■ THE EXERCISE:
Reproduce word for word everything in the data below, from the line containing "table-row: Solid green" down to the line containing "chapter-marker: Chapter 5", including both of those lines.
— begin —
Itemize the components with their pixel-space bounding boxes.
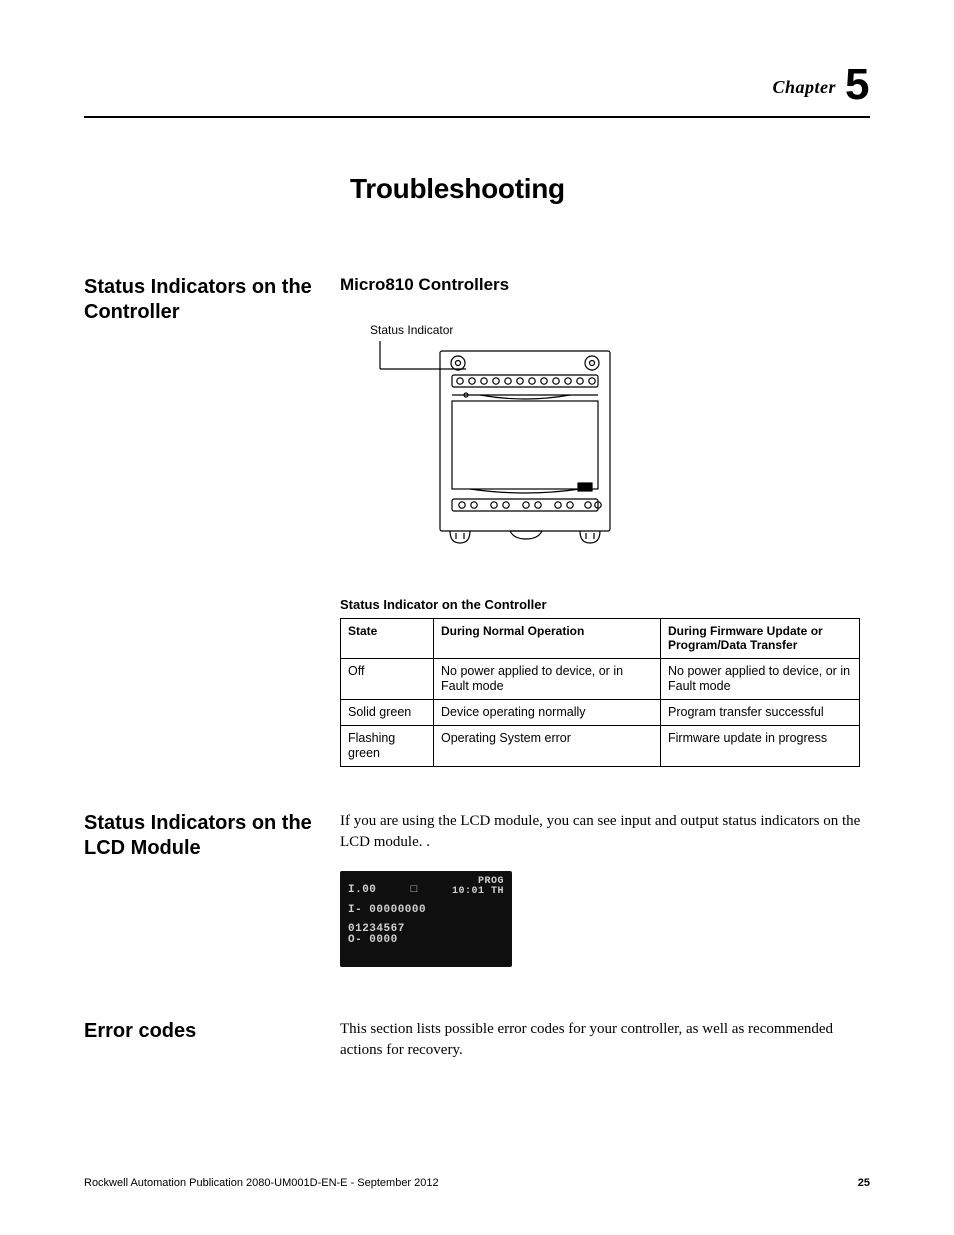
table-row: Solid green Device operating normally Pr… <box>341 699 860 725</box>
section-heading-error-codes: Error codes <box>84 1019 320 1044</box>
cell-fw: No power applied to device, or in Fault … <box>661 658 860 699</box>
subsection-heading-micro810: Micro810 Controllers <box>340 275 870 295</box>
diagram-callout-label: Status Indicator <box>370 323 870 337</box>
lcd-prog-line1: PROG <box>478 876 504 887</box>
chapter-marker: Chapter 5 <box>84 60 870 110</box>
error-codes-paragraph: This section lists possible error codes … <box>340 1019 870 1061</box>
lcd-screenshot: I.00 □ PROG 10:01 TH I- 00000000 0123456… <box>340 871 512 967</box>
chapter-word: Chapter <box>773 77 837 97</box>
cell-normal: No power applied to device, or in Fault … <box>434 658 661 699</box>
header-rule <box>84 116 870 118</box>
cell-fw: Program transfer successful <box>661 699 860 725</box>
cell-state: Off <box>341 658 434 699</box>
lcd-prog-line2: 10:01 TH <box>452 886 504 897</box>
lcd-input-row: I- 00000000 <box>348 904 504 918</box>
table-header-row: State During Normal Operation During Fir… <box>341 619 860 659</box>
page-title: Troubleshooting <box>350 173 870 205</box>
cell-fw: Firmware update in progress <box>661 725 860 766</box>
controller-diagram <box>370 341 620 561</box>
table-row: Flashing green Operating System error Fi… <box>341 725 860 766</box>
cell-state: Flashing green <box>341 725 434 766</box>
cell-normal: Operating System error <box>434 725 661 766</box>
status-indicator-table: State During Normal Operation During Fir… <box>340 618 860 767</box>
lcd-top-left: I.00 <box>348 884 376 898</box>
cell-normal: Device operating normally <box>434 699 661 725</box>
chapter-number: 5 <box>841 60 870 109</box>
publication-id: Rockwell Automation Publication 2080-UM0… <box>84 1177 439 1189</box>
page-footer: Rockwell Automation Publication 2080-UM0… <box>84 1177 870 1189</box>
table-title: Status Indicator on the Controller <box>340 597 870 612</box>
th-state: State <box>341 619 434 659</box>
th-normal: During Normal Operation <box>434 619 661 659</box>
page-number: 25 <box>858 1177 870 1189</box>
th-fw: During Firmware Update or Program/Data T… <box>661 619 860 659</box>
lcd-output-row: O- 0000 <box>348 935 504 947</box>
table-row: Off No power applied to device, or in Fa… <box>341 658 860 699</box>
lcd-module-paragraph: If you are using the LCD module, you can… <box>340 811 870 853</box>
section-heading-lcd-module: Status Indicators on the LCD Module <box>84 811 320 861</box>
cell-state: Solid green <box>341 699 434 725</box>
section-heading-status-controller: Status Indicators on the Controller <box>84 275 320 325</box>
— end —
■ CORRECT RESULT:
table-row: Solid green Device operating normally Pr… <box>341 699 860 725</box>
section-heading-error-codes: Error codes <box>84 1019 320 1044</box>
cell-fw: No power applied to device, or in Fault … <box>661 658 860 699</box>
subsection-heading-micro810: Micro810 Controllers <box>340 275 870 295</box>
diagram-callout-label: Status Indicator <box>370 323 870 337</box>
lcd-prog-line1: PROG <box>478 876 504 887</box>
chapter-marker: Chapter 5 <box>84 60 870 110</box>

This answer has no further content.